Task to complete
Please render the lines in the records below as a JSON list of strings, one string per line, with blank lines omitted. Begin at the line that has "text-line: celle du" and stop after the line that has "text-line: ment que", including both.

Data in this exercise
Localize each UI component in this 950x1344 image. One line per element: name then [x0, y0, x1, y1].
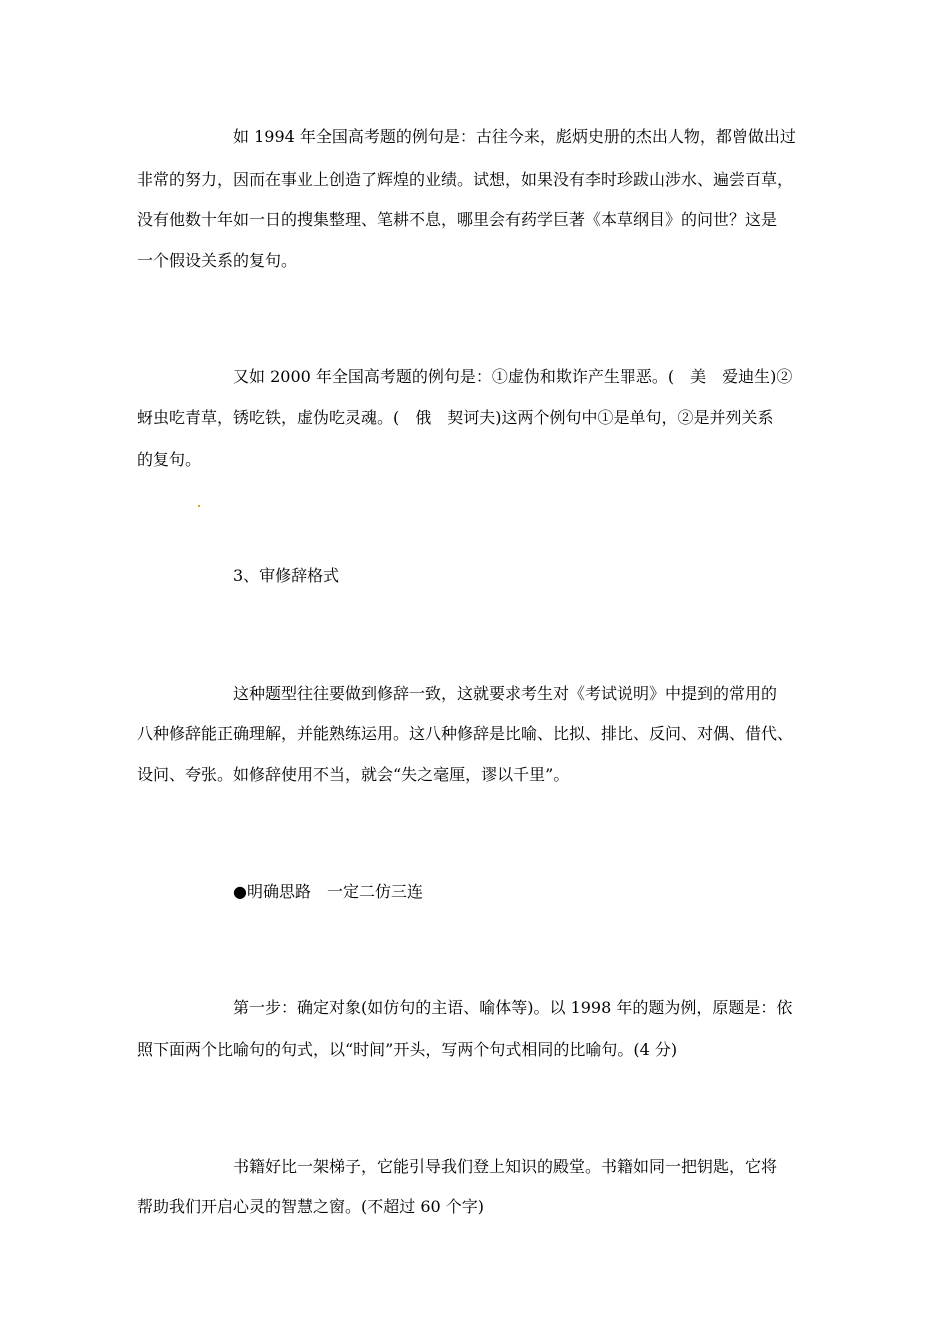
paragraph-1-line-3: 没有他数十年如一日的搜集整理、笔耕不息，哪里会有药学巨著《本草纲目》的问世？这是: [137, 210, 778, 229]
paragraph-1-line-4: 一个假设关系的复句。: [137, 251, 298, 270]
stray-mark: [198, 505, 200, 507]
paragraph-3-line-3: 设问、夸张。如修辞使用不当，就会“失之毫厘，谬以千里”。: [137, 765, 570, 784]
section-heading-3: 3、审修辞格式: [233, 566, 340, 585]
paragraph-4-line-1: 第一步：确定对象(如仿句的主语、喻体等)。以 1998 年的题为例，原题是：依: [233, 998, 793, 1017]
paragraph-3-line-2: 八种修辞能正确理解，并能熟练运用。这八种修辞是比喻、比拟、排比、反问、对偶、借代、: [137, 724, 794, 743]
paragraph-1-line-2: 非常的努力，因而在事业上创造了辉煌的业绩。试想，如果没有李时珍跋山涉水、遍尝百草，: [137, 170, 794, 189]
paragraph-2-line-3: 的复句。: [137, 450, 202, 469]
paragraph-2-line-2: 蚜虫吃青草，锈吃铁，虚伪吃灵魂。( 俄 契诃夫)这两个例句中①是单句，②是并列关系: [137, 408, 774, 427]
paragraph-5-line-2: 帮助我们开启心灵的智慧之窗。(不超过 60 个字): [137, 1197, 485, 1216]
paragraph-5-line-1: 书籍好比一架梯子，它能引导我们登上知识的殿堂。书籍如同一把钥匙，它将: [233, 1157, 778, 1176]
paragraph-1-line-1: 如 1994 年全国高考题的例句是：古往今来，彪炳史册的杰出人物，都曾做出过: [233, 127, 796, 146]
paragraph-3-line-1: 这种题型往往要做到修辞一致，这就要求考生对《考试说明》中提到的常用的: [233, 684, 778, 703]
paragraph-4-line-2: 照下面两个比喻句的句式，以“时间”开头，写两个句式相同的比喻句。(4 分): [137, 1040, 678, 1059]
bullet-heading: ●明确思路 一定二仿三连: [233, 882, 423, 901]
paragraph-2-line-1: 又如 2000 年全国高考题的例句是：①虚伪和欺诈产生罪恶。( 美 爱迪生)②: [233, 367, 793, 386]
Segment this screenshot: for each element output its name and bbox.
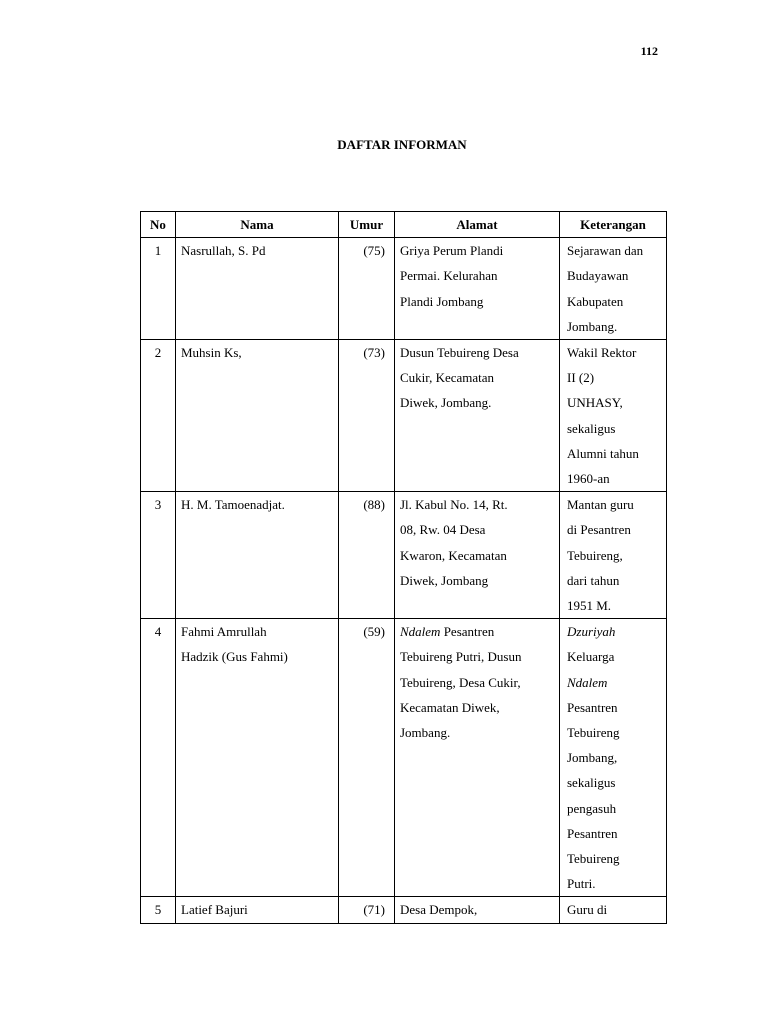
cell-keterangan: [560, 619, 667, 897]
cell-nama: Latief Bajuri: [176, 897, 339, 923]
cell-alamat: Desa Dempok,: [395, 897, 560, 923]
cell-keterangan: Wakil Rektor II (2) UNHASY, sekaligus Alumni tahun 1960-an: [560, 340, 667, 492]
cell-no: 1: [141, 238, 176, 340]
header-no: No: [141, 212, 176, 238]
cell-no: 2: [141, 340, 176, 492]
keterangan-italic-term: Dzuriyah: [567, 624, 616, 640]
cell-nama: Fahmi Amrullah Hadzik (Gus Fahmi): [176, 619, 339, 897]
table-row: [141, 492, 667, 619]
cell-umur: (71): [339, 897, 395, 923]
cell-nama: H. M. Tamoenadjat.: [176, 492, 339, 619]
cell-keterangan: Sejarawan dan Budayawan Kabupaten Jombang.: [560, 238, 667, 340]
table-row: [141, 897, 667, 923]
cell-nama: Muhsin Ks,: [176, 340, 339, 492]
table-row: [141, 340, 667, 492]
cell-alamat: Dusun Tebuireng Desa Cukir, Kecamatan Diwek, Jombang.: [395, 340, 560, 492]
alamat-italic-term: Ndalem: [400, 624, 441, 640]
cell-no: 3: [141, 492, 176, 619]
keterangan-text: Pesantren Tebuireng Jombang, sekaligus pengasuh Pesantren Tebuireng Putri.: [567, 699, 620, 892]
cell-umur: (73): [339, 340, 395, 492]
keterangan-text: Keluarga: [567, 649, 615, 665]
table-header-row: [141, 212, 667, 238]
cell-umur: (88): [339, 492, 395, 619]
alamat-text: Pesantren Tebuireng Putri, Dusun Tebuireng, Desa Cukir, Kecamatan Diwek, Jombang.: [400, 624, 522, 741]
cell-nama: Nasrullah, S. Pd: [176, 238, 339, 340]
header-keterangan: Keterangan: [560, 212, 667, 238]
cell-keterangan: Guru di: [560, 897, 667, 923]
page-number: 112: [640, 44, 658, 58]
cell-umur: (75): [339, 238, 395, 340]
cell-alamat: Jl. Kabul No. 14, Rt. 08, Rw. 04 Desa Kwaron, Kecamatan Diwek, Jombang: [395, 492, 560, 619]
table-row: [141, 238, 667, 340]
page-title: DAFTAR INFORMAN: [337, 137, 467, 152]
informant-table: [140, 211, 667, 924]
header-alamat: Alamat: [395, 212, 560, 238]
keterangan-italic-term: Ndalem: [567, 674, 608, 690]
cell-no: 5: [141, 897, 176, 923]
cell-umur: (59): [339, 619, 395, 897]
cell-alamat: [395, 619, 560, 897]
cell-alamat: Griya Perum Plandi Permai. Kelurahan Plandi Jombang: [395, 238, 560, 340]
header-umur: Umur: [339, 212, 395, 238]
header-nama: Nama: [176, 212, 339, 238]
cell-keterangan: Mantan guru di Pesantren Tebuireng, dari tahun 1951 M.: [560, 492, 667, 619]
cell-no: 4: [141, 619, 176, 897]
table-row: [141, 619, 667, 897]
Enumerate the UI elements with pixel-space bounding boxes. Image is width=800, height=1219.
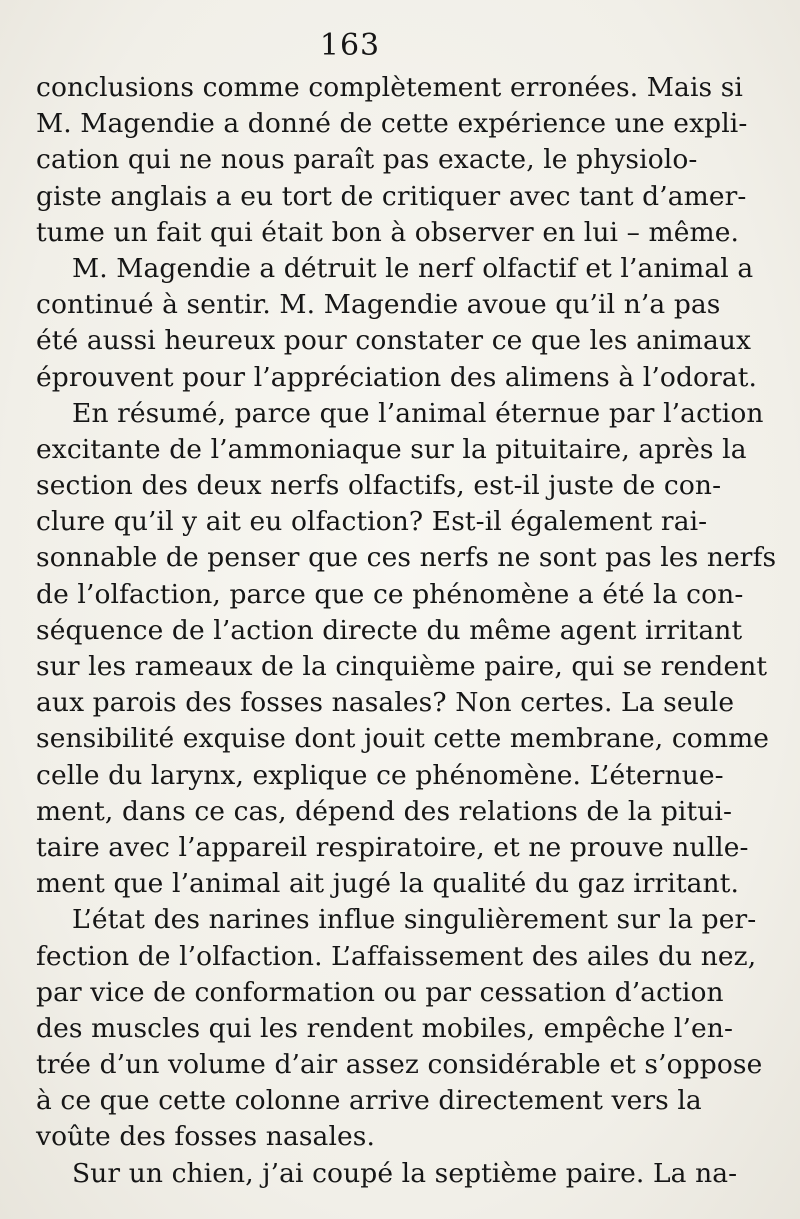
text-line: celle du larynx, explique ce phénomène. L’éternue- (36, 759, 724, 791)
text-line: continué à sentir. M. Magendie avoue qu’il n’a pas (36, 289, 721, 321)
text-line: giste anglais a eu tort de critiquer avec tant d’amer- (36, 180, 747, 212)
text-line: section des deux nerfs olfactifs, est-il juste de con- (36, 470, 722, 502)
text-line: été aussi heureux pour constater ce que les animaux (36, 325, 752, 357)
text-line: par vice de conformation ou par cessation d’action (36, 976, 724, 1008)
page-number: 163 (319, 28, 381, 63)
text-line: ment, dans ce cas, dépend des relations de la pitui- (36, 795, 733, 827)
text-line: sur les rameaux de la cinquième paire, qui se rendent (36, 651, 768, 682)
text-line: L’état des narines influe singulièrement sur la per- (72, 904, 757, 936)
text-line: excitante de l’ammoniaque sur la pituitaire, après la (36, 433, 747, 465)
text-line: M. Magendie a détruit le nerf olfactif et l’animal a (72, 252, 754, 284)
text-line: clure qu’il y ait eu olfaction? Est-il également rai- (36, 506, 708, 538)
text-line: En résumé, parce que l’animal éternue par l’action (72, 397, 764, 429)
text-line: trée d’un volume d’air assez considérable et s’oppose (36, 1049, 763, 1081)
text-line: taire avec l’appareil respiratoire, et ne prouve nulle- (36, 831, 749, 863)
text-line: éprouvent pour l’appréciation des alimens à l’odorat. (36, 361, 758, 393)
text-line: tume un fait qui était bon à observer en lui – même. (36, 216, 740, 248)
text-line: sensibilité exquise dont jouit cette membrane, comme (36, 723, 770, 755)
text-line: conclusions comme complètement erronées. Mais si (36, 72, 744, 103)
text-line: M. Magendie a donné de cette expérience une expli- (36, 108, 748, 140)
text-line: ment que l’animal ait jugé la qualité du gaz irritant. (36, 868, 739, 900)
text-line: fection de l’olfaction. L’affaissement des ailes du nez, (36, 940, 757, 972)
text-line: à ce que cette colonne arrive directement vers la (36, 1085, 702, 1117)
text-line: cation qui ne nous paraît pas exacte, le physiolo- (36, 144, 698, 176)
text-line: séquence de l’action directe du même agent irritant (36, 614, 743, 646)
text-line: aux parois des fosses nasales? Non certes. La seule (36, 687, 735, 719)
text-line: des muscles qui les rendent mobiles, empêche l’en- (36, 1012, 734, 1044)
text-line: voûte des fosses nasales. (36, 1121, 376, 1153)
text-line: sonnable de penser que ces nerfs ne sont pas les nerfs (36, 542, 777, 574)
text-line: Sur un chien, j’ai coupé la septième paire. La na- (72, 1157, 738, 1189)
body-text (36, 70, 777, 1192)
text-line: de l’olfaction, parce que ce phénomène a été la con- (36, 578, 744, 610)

Result of the exercise
[
  "text-line: celle du larynx, explique ce phénomène. L’éternue- (36, 759, 724, 791)",
  "text-line: continué à sentir. M. Magendie avoue qu’il n’a pas (36, 289, 721, 321)",
  "text-line: giste anglais a eu tort de critiquer avec tant d’amer- (36, 180, 747, 212)",
  "text-line: section des deux nerfs olfactifs, est-il juste de con- (36, 470, 722, 502)",
  "text-line: été aussi heureux pour constater ce que les animaux (36, 325, 752, 357)",
  "text-line: par vice de conformation ou par cessation d’action (36, 976, 724, 1008)",
  "page-number: 163 (319, 28, 381, 63)",
  "text-line: ment, dans ce cas, dépend des relations de la pitui- (36, 795, 733, 827)",
  "text-line: sur les rameaux de la cinquième paire, qui se rendent (36, 651, 768, 682)",
  "text-line: L’état des narines influe singulièrement sur la per- (72, 904, 757, 936)",
  "text-line: excitante de l’ammoniaque sur la pituitaire, après la (36, 433, 747, 465)",
  "text-line: M. Magendie a détruit le nerf olfactif et l’animal a (72, 252, 754, 284)",
  "text-line: clure qu’il y ait eu olfaction? Est-il également rai- (36, 506, 708, 538)",
  "text-line: En résumé, parce que l’animal éternue par l’action (72, 397, 764, 429)",
  "text-line: trée d’un volume d’air assez considérable et s’oppose (36, 1049, 763, 1081)",
  "text-line: taire avec l’appareil respiratoire, et ne prouve nulle- (36, 831, 749, 863)",
  "text-line: éprouvent pour l’appréciation des alimens à l’odorat. (36, 361, 758, 393)",
  "text-line: tume un fait qui était bon à observer en lui – même. (36, 216, 740, 248)",
  "text-line: sensibilité exquise dont jouit cette membrane, comme (36, 723, 770, 755)",
  "text-line: conclusions comme complètement erronées. Mais si (36, 72, 744, 103)",
  "text-line: M. Magendie a donné de cette expérience une expli- (36, 108, 748, 140)",
  "text-line: ment que l’animal ait jugé la qualité du gaz irritant. (36, 868, 739, 900)"
]